Exercise prompt
Render the following material again verbatim, leaving nothing out.

Data items
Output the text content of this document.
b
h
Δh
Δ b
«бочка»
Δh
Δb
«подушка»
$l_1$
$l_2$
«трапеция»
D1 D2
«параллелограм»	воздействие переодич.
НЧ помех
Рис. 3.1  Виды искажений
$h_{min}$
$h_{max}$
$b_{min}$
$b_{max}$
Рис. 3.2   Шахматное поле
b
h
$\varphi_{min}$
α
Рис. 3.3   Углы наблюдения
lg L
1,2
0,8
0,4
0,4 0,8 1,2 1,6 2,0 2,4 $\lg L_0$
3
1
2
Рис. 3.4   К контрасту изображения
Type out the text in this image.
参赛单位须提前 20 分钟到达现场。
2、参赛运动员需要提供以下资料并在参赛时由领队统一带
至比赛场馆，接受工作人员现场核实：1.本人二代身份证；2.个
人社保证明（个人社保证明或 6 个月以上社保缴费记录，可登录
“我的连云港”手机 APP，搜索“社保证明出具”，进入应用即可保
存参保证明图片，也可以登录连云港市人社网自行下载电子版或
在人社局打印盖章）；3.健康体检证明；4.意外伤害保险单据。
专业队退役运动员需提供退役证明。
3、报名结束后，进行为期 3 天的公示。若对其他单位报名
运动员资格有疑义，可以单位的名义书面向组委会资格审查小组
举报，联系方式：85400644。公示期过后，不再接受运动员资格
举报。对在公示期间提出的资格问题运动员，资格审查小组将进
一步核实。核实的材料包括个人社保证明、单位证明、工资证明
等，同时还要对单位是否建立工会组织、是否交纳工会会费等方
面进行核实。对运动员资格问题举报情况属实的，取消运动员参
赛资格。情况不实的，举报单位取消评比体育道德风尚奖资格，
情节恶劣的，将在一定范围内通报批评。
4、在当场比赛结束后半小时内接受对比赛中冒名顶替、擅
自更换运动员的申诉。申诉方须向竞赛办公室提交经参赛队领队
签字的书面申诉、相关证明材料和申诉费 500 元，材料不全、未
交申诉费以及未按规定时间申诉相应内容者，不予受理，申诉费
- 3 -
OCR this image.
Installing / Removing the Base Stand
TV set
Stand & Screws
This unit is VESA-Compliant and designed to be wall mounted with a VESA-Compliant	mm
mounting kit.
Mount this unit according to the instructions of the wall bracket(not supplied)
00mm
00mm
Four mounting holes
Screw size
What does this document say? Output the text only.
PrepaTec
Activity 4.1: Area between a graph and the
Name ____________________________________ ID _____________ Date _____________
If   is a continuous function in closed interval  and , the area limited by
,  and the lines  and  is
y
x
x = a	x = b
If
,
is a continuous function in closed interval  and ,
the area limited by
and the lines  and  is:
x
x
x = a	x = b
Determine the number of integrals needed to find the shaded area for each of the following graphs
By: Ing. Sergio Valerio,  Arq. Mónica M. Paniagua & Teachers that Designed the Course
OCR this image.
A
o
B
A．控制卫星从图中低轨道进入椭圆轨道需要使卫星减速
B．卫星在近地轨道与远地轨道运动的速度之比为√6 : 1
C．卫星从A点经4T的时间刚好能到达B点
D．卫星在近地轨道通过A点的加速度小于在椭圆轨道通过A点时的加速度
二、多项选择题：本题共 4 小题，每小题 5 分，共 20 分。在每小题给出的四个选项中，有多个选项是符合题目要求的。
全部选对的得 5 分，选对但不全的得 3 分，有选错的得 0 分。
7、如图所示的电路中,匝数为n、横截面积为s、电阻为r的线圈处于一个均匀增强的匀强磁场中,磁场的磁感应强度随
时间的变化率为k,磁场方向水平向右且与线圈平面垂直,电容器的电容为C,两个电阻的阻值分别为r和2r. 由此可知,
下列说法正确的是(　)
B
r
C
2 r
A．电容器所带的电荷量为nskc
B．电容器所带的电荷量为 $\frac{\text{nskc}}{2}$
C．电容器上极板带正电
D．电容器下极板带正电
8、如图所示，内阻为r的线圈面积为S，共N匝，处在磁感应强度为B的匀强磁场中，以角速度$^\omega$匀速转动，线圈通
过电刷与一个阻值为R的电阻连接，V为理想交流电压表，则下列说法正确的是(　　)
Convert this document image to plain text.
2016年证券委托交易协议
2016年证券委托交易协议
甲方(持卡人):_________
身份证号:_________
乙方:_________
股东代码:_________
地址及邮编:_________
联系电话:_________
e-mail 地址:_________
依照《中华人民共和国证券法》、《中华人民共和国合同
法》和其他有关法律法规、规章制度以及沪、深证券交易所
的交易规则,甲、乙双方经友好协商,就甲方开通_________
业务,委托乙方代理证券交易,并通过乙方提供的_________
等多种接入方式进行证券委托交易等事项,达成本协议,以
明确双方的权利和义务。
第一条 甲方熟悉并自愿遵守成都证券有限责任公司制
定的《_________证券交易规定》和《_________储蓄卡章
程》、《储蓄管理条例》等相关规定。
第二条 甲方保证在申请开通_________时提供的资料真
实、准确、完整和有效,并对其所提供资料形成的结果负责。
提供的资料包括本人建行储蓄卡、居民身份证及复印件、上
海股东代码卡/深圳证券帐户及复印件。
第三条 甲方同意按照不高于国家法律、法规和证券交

Task output
Output the text content of this document.
b
h
Δh
Δ b
«бочка»
Δh
Δb
«подушка»
$l_1$
$l_2$
«трапеция»
D1 D2
«параллелограм»	воздействие переодич.
НЧ помех
Рис. 3.1  Виды искажений
$h_{min}$
$h_{max}$
$b_{min}$
$b_{max}$
Рис. 3.2   Шахматное поле
b
h
$\varphi_{min}$
α
Рис. 3.3   Углы наблюдения
lg L
1,2
0,8
0,4
0,4 0,8 1,2 1,6 2,0 2,4 $\lg L_0$
3
1
2
Рис. 3.4   К контрасту изображения
Type out the text in this image.
参赛单位须提前 20 分钟到达现场。
2、参赛运动员需要提供以下资料并在参赛时由领队统一带
至比赛场馆，接受工作人员现场核实：1.本人二代身份证；2.个
人社保证明（个人社保证明或 6 个月以上社保缴费记录，可登录
“我的连云港”手机 APP，搜索“社保证明出具”，进入应用即可保
存参保证明图片，也可以登录连云港市人社网自行下载电子版或
在人社局打印盖章）；3.健康体检证明；4.意外伤害保险单据。
专业队退役运动员需提供退役证明。
3、报名结束后，进行为期 3 天的公示。若对其他单位报名
运动员资格有疑义，可以单位的名义书面向组委会资格审查小组
举报，联系方式：85400644。公示期过后，不再接受运动员资格
举报。对在公示期间提出的资格问题运动员，资格审查小组将进
一步核实。核实的材料包括个人社保证明、单位证明、工资证明
等，同时还要对单位是否建立工会组织、是否交纳工会会费等方
面进行核实。对运动员资格问题举报情况属实的，取消运动员参
赛资格。情况不实的，举报单位取消评比体育道德风尚奖资格，
情节恶劣的，将在一定范围内通报批评。
4、在当场比赛结束后半小时内接受对比赛中冒名顶替、擅
自更换运动员的申诉。申诉方须向竞赛办公室提交经参赛队领队
签字的书面申诉、相关证明材料和申诉费 500 元，材料不全、未
交申诉费以及未按规定时间申诉相应内容者，不予受理，申诉费
- 3 -
OCR this image.
Installing / Removing the Base Stand
TV set
Stand & Screws
This unit is VESA-Compliant and designed to be wall mounted with a VESA-Compliant	mm
mounting kit.
Mount this unit according to the instructions of the wall bracket(not supplied)
00mm
00mm
Four mounting holes
Screw size
What does this document say? Output the text only.
PrepaTec
Activity 4.1: Area between a graph and the
Name ____________________________________ ID _____________ Date _____________
If   is a continuous function in closed interval  and , the area limited by
,  and the lines  and  is
y
x
x = a	x = b
If
,
is a continuous function in closed interval  and ,
the area limited by
and the lines  and  is:
x
x
x = a	x = b
Determine the number of integrals needed to find the shaded area for each of the following graphs
By: Ing. Sergio Valerio,  Arq. Mónica M. Paniagua & Teachers that Designed the Course
OCR this image.
A
o
B
A．控制卫星从图中低轨道进入椭圆轨道需要使卫星减速
B．卫星在近地轨道与远地轨道运动的速度之比为√6 : 1
C．卫星从A点经4T的时间刚好能到达B点
D．卫星在近地轨道通过A点的加速度小于在椭圆轨道通过A点时的加速度
二、多项选择题：本题共 4 小题，每小题 5 分，共 20 分。在每小题给出的四个选项中，有多个选项是符合题目要求的。
全部选对的得 5 分，选对但不全的得 3 分，有选错的得 0 分。
7、如图所示的电路中,匝数为n、横截面积为s、电阻为r的线圈处于一个均匀增强的匀强磁场中,磁场的磁感应强度随
时间的变化率为k,磁场方向水平向右且与线圈平面垂直,电容器的电容为C,两个电阻的阻值分别为r和2r. 由此可知,
下列说法正确的是(　)
B
r
C
2 r
A．电容器所带的电荷量为nskc
B．电容器所带的电荷量为 $\frac{\text{nskc}}{2}$
C．电容器上极板带正电
D．电容器下极板带正电
8、如图所示，内阻为r的线圈面积为S，共N匝，处在磁感应强度为B的匀强磁场中，以角速度$^\omega$匀速转动，线圈通
过电刷与一个阻值为R的电阻连接，V为理想交流电压表，则下列说法正确的是(　　)
Convert this document image to plain text.
2016年证券委托交易协议
2016年证券委托交易协议
甲方(持卡人):_________
身份证号:_________
乙方:_________
股东代码:_________
地址及邮编:_________
联系电话:_________
e-mail 地址:_________
依照《中华人民共和国证券法》、《中华人民共和国合同
法》和其他有关法律法规、规章制度以及沪、深证券交易所
的交易规则,甲、乙双方经友好协商,就甲方开通_________
业务,委托乙方代理证券交易,并通过乙方提供的_________
等多种接入方式进行证券委托交易等事项,达成本协议,以
明确双方的权利和义务。
第一条 甲方熟悉并自愿遵守成都证券有限责任公司制
定的《_________证券交易规定》和《_________储蓄卡章
程》、《储蓄管理条例》等相关规定。
第二条 甲方保证在申请开通_________时提供的资料真
实、准确、完整和有效,并对其所提供资料形成的结果负责。
提供的资料包括本人建行储蓄卡、居民身份证及复印件、上
海股东代码卡/深圳证券帐户及复印件。
第三条 甲方同意按照不高于国家法律、法规和证券交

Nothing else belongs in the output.